Using the material that follows, identify and copy each line with the string "frac".

****

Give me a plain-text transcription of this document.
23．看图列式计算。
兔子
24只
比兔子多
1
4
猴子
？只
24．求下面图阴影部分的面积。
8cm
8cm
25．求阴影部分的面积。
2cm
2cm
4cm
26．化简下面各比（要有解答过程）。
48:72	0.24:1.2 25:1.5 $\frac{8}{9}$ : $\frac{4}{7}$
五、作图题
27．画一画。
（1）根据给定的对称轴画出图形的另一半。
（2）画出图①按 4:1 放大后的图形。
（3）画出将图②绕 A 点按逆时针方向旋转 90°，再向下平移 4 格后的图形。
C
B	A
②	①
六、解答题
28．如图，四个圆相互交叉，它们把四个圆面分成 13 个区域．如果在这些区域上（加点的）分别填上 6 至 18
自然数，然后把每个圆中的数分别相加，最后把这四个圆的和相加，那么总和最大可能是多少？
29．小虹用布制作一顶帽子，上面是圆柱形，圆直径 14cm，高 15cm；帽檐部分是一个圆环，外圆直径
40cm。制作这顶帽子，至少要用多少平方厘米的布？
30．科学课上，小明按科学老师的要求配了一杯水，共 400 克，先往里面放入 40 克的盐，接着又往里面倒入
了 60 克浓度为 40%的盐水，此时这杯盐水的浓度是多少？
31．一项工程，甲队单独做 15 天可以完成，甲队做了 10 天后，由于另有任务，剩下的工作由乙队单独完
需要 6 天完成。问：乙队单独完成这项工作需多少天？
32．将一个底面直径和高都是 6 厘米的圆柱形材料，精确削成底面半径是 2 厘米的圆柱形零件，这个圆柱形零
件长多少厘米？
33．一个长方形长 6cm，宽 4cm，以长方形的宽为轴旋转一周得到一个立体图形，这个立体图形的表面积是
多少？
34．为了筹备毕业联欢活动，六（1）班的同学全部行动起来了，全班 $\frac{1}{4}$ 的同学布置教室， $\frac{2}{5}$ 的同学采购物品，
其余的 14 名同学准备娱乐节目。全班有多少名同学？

****

# [RESPONSE TO THE EXERCISE]
48:72	0.24:1.2 25:1.5 $\frac{8}{9}$ : $\frac{4}{7}$
34．为了筹备毕业联欢活动，六（1）班的同学全部行动起来了，全班 $\frac{1}{4}$ 的同学布置教室， $\frac{2}{5}$ 的同学采购物品，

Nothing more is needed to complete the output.